━━━ Extracted entries

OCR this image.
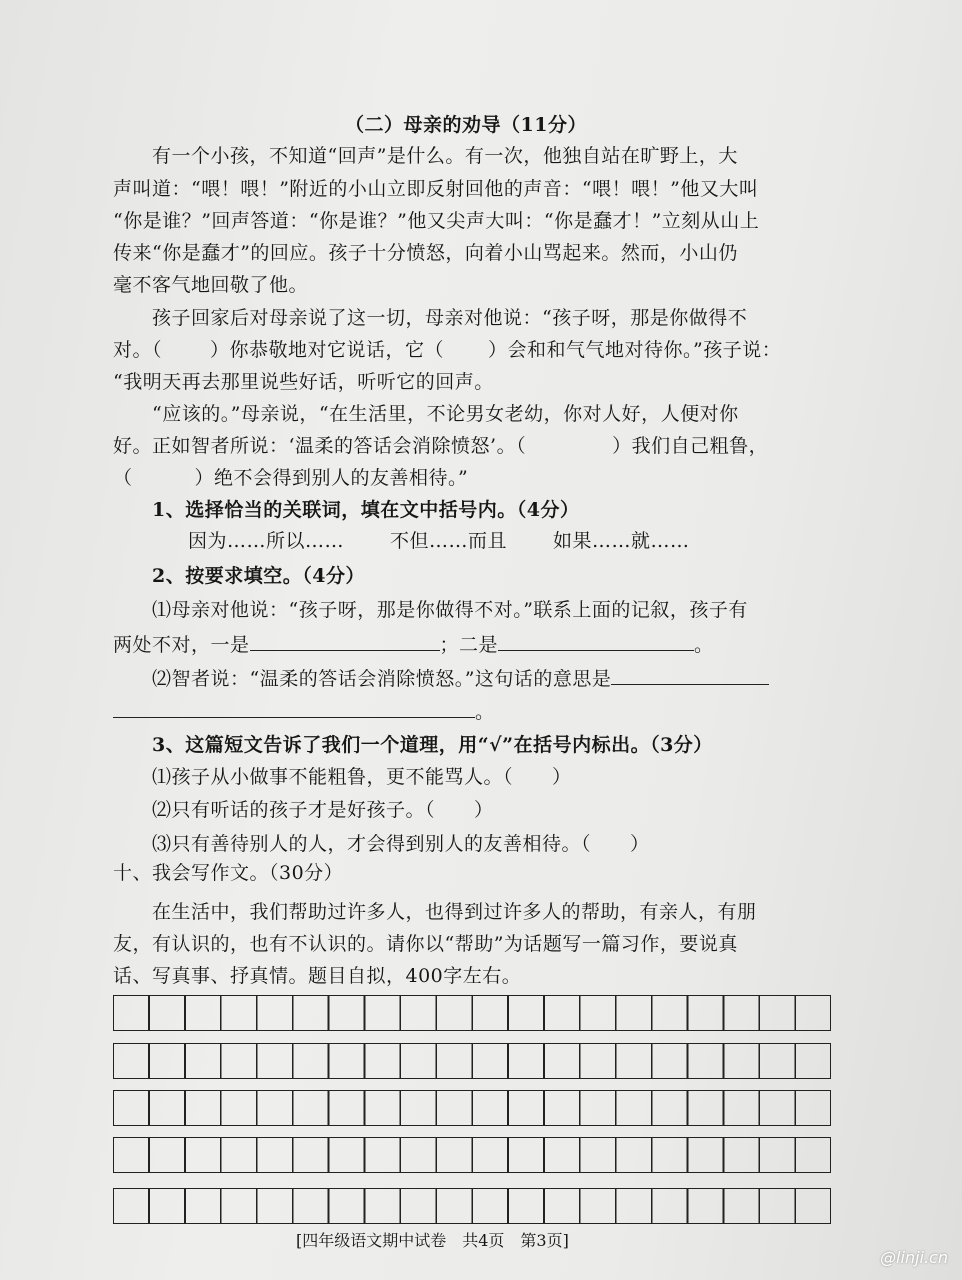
（二）母亲的劝导（11分）
有一个小孩，不知道“回声”是什么。有一次，他独自站在旷野上，大
声叫道：“喂！喂！”附近的小山立即反射回他的声音：“喂！喂！”他又大叫
“你是谁？”回声答道：“你是谁？”他又尖声大叫：“你是蠢才！”立刻从山上
传来“你是蠢才”的回应。孩子十分愤怒，向着小山骂起来。然而，小山仍
毫不客气地回敬了他。
孩子回家后对母亲说了这一切，母亲对他说：“孩子呀，那是你做得不
对。（	）你恭敬地对它说话，它（ ）会和和气气地对待你。”孩子说：
“我明天再去那里说些好话，听听它的回声。
“应该的。”母亲说，“在生活里，不论男女老幼，你对人好，人便对你
好。正如智者所说：‘温柔的答话会消除愤怒’。（	）我们自己粗鲁，
（	）绝不会得到别人的友善相待。”
1、选择恰当的关联词，填在文中括号内。（4分）
因为……所以…… 不但……而且 如果……就……
2、按要求填空。（4分）
⑴母亲对他说：“孩子呀，那是你做得不对。”联系上面的记叙，孩子有
两处不对，一是	；二是	。
⑵智者说：“温柔的答话会消除愤怒。”这句话的意思是
。
3、这篇短文告诉了我们一个道理，用“√”在括号内标出。（3分）
⑴孩子从小做事不能粗鲁，更不能骂人。（　　）
⑵只有听话的孩子才是好孩子。（　　）
⑶只有善待别人的人，才会得到别人的友善相待。（　　）
十、我会写作文。（30分）
在生活中，我们帮助过许多人，也得到过许多人的帮助，有亲人，有朋
友，有认识的，也有不认识的。请你以“帮助”为话题写一篇习作，要说真
话、写真事、抒真情。题目自拟，400字左右。
[四年级语文期中试卷　共4页　第3页]
@linji.cn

━━━━━━

## Do this
Take each line of the material that contains the word "温柔的答话会消除愤怒" and list it.

## Exercise answer
好。正如智者所说：‘温柔的答话会消除愤怒’。（	）我们自己粗鲁，
⑵智者说：“温柔的答话会消除愤怒。”这句话的意思是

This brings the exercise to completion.